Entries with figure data

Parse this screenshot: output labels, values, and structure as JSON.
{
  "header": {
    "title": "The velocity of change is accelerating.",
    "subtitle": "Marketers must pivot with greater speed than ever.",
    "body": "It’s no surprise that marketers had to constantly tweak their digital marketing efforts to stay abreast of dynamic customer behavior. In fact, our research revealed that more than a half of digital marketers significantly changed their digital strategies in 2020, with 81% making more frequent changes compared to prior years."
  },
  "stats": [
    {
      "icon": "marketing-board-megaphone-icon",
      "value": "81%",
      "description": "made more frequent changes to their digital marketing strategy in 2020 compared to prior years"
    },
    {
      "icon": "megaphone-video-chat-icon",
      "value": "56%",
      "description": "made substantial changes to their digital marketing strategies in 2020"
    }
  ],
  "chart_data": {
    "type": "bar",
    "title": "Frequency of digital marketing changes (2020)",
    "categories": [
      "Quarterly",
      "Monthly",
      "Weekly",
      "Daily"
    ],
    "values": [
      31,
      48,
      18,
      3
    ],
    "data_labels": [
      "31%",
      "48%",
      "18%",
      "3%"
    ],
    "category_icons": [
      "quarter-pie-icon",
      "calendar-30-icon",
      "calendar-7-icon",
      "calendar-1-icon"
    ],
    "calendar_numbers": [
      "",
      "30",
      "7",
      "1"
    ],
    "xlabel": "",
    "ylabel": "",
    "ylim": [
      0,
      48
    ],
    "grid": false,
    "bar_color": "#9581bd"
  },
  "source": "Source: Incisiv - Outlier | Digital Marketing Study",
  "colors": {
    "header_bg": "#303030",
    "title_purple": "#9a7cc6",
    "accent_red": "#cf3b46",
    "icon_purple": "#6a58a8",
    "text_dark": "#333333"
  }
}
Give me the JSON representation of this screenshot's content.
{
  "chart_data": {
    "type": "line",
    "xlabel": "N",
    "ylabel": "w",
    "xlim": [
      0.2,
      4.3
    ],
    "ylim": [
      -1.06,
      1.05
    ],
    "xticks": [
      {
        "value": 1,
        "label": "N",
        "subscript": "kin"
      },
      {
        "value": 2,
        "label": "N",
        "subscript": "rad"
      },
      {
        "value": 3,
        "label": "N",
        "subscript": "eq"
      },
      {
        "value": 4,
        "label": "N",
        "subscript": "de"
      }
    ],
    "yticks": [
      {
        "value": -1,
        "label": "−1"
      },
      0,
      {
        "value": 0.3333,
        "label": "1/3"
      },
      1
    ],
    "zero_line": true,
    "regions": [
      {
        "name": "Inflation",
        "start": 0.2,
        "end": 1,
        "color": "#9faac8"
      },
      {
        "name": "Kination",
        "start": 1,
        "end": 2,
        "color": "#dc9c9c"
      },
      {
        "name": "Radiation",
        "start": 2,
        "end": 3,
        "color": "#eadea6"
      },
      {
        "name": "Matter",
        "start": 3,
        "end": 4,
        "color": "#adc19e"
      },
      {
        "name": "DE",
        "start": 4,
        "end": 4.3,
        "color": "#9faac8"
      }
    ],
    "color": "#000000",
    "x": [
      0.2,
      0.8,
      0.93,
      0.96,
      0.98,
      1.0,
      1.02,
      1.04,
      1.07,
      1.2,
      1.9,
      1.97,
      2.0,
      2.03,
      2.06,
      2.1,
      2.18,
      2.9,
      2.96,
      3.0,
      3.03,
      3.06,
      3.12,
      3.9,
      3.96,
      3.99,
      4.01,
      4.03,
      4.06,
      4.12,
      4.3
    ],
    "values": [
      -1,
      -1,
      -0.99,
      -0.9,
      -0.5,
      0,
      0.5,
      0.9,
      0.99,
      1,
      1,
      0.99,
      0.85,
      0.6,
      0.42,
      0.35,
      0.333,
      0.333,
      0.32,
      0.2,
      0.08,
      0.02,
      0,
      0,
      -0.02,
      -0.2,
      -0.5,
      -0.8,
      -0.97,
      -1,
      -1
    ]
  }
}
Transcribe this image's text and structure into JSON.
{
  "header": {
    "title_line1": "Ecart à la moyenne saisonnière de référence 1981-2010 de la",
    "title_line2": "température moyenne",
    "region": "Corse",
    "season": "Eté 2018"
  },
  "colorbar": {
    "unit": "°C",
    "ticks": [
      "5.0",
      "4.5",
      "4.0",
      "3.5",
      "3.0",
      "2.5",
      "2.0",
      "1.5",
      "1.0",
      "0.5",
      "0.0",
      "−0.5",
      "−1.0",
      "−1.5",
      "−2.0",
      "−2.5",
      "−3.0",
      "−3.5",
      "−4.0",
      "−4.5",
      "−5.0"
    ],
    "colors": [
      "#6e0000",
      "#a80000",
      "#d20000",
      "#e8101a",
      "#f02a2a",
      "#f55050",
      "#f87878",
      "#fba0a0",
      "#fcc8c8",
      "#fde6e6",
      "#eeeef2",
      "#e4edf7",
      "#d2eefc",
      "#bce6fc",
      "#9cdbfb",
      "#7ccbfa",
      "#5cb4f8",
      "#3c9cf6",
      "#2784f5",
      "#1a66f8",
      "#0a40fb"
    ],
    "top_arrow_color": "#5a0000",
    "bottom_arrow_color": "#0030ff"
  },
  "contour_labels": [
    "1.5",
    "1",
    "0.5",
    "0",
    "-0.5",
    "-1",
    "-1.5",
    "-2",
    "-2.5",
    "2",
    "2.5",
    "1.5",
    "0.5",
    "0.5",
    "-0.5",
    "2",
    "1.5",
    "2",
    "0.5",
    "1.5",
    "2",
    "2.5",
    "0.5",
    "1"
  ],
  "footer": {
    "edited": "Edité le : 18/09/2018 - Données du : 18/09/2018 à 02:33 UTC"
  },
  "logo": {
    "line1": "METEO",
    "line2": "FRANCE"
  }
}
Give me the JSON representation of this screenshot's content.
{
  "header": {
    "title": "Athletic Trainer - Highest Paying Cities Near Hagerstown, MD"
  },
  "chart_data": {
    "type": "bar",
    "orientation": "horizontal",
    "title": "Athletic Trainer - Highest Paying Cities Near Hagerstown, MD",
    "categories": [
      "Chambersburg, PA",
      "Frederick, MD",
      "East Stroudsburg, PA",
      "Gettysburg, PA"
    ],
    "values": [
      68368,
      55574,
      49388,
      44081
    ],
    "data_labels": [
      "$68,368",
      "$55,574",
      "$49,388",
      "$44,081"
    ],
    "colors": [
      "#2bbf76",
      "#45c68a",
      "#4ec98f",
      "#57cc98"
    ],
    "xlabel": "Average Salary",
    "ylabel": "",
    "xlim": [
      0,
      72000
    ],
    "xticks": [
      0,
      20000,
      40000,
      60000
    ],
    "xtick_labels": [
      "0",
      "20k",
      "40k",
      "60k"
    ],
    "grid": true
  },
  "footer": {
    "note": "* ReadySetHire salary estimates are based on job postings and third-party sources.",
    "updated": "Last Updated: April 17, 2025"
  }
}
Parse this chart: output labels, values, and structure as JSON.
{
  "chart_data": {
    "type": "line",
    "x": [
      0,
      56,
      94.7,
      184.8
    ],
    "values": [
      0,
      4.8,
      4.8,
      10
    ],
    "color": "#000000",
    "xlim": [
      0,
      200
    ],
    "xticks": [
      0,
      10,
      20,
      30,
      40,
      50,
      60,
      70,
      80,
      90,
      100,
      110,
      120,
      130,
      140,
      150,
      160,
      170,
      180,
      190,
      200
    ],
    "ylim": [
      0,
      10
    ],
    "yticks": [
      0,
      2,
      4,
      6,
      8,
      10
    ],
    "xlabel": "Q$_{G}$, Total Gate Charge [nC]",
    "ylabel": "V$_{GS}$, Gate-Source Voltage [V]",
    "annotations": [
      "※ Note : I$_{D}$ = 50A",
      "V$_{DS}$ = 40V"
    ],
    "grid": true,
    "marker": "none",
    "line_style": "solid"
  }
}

> Task requirements: Output the data above exactly, please, line for line.

> Complete answer:
Parse this screenshot: output labels, values, and structure as JSON.
{
  "header": {
    "title": "The velocity of change is accelerating.",
    "subtitle": "Marketers must pivot with greater speed than ever.",
    "body": "It’s no surprise that marketers had to constantly tweak their digital marketing efforts to stay abreast of dynamic customer behavior. In fact, our research revealed that more than a half of digital marketers significantly changed their digital strategies in 2020, with 81% making more frequent changes compared to prior years."
  },
  "stats": [
    {
      "icon": "marketing-board-megaphone-icon",
      "value": "81%",
      "description": "made more frequent changes to their digital marketing strategy in 2020 compared to prior years"
    },
    {
      "icon": "megaphone-video-chat-icon",
      "value": "56%",
      "description": "made substantial changes to their digital marketing strategies in 2020"
    }
  ],
  "chart_data": {
    "type": "bar",
    "title": "Frequency of digital marketing changes (2020)",
    "categories": [
      "Quarterly",
      "Monthly",
      "Weekly",
      "Daily"
    ],
    "values": [
      31,
      48,
      18,
      3
    ],
    "data_labels": [
      "31%",
      "48%",
      "18%",
      "3%"
    ],
    "category_icons": [
      "quarter-pie-icon",
      "calendar-30-icon",
      "calendar-7-icon",
      "calendar-1-icon"
    ],
    "calendar_numbers": [
      "",
      "30",
      "7",
      "1"
    ],
    "xlabel": "",
    "ylabel": "",
    "ylim": [
      0,
      48
    ],
    "grid": false,
    "bar_color": "#9581bd"
  },
  "source": "Source: Incisiv - Outlier | Digital Marketing Study",
  "colors": {
    "header_bg": "#303030",
    "title_purple": "#9a7cc6",
    "accent_red": "#cf3b46",
    "icon_purple": "#6a58a8",
    "text_dark": "#333333"
  }
}
Give me the JSON representation of this screenshot's content.
{
  "chart_data": {
    "type": "line",
    "xlabel": "N",
    "ylabel": "w",
    "xlim": [
      0.2,
      4.3
    ],
    "ylim": [
      -1.06,
      1.05
    ],
    "xticks": [
      {
        "value": 1,
        "label": "N",
        "subscript": "kin"
      },
      {
        "value": 2,
        "label": "N",
        "subscript": "rad"
      },
      {
        "value": 3,
        "label": "N",
        "subscript": "eq"
      },
      {
        "value": 4,
        "label": "N",
        "subscript": "de"
      }
    ],
    "yticks": [
      {
        "value": -1,
        "label": "−1"
      },
      0,
      {
        "value": 0.3333,
        "label": "1/3"
      },
      1
    ],
    "zero_line": true,
    "regions": [
      {
        "name": "Inflation",
        "start": 0.2,
        "end": 1,
        "color": "#9faac8"
      },
      {
        "name": "Kination",
        "start": 1,
        "end": 2,
        "color": "#dc9c9c"
      },
      {
        "name": "Radiation",
        "start": 2,
        "end": 3,
        "color": "#eadea6"
      },
      {
        "name": "Matter",
        "start": 3,
        "end": 4,
        "color": "#adc19e"
      },
      {
        "name": "DE",
        "start": 4,
        "end": 4.3,
        "color": "#9faac8"
      }
    ],
    "color": "#000000",
    "x": [
      0.2,
      0.8,
      0.93,
      0.96,
      0.98,
      1.0,
      1.02,
      1.04,
      1.07,
      1.2,
      1.9,
      1.97,
      2.0,
      2.03,
      2.06,
      2.1,
      2.18,
      2.9,
      2.96,
      3.0,
      3.03,
      3.06,
      3.12,
      3.9,
      3.96,
      3.99,
      4.01,
      4.03,
      4.06,
      4.12,
      4.3
    ],
    "values": [
      -1,
      -1,
      -0.99,
      -0.9,
      -0.5,
      0,
      0.5,
      0.9,
      0.99,
      1,
      1,
      0.99,
      0.85,
      0.6,
      0.42,
      0.35,
      0.333,
      0.333,
      0.32,
      0.2,
      0.08,
      0.02,
      0,
      0,
      -0.02,
      -0.2,
      -0.5,
      -0.8,
      -0.97,
      -1,
      -1
    ]
  }
}
Transcribe this image's text and structure into JSON.
{
  "header": {
    "title_line1": "Ecart à la moyenne saisonnière de référence 1981-2010 de la",
    "title_line2": "température moyenne",
    "region": "Corse",
    "season": "Eté 2018"
  },
  "colorbar": {
    "unit": "°C",
    "ticks": [
      "5.0",
      "4.5",
      "4.0",
      "3.5",
      "3.0",
      "2.5",
      "2.0",
      "1.5",
      "1.0",
      "0.5",
      "0.0",
      "−0.5",
      "−1.0",
      "−1.5",
      "−2.0",
      "−2.5",
      "−3.0",
      "−3.5",
      "−4.0",
      "−4.5",
      "−5.0"
    ],
    "colors": [
      "#6e0000",
      "#a80000",
      "#d20000",
      "#e8101a",
      "#f02a2a",
      "#f55050",
      "#f87878",
      "#fba0a0",
      "#fcc8c8",
      "#fde6e6",
      "#eeeef2",
      "#e4edf7",
      "#d2eefc",
      "#bce6fc",
      "#9cdbfb",
      "#7ccbfa",
      "#5cb4f8",
      "#3c9cf6",
      "#2784f5",
      "#1a66f8",
      "#0a40fb"
    ],
    "top_arrow_color": "#5a0000",
    "bottom_arrow_color": "#0030ff"
  },
  "contour_labels": [
    "1.5",
    "1",
    "0.5",
    "0",
    "-0.5",
    "-1",
    "-1.5",
    "-2",
    "-2.5",
    "2",
    "2.5",
    "1.5",
    "0.5",
    "0.5",
    "-0.5",
    "2",
    "1.5",
    "2",
    "0.5",
    "1.5",
    "2",
    "2.5",
    "0.5",
    "1"
  ],
  "footer": {
    "edited": "Edité le : 18/09/2018 - Données du : 18/09/2018 à 02:33 UTC"
  },
  "logo": {
    "line1": "METEO",
    "line2": "FRANCE"
  }
}
Give me the JSON representation of this screenshot's content.
{
  "header": {
    "title": "Athletic Trainer - Highest Paying Cities Near Hagerstown, MD"
  },
  "chart_data": {
    "type": "bar",
    "orientation": "horizontal",
    "title": "Athletic Trainer - Highest Paying Cities Near Hagerstown, MD",
    "categories": [
      "Chambersburg, PA",
      "Frederick, MD",
      "East Stroudsburg, PA",
      "Gettysburg, PA"
    ],
    "values": [
      68368,
      55574,
      49388,
      44081
    ],
    "data_labels": [
      "$68,368",
      "$55,574",
      "$49,388",
      "$44,081"
    ],
    "colors": [
      "#2bbf76",
      "#45c68a",
      "#4ec98f",
      "#57cc98"
    ],
    "xlabel": "Average Salary",
    "ylabel": "",
    "xlim": [
      0,
      72000
    ],
    "xticks": [
      0,
      20000,
      40000,
      60000
    ],
    "xtick_labels": [
      "0",
      "20k",
      "40k",
      "60k"
    ],
    "grid": true
  },
  "footer": {
    "note": "* ReadySetHire salary estimates are based on job postings and third-party sources.",
    "updated": "Last Updated: April 17, 2025"
  }
}
Parse this chart: output labels, values, and structure as JSON.
{
  "chart_data": {
    "type": "line",
    "x": [
      0,
      56,
      94.7,
      184.8
    ],
    "values": [
      0,
      4.8,
      4.8,
      10
    ],
    "color": "#000000",
    "xlim": [
      0,
      200
    ],
    "xticks": [
      0,
      10,
      20,
      30,
      40,
      50,
      60,
      70,
      80,
      90,
      100,
      110,
      120,
      130,
      140,
      150,
      160,
      170,
      180,
      190,
      200
    ],
    "ylim": [
      0,
      10
    ],
    "yticks": [
      0,
      2,
      4,
      6,
      8,
      10
    ],
    "xlabel": "Q$_{G}$, Total Gate Charge [nC]",
    "ylabel": "V$_{GS}$, Gate-Source Voltage [V]",
    "annotations": [
      "※ Note : I$_{D}$ = 50A",
      "V$_{DS}$ = 40V"
    ],
    "grid": true,
    "marker": "none",
    "line_style": "solid"
  }
}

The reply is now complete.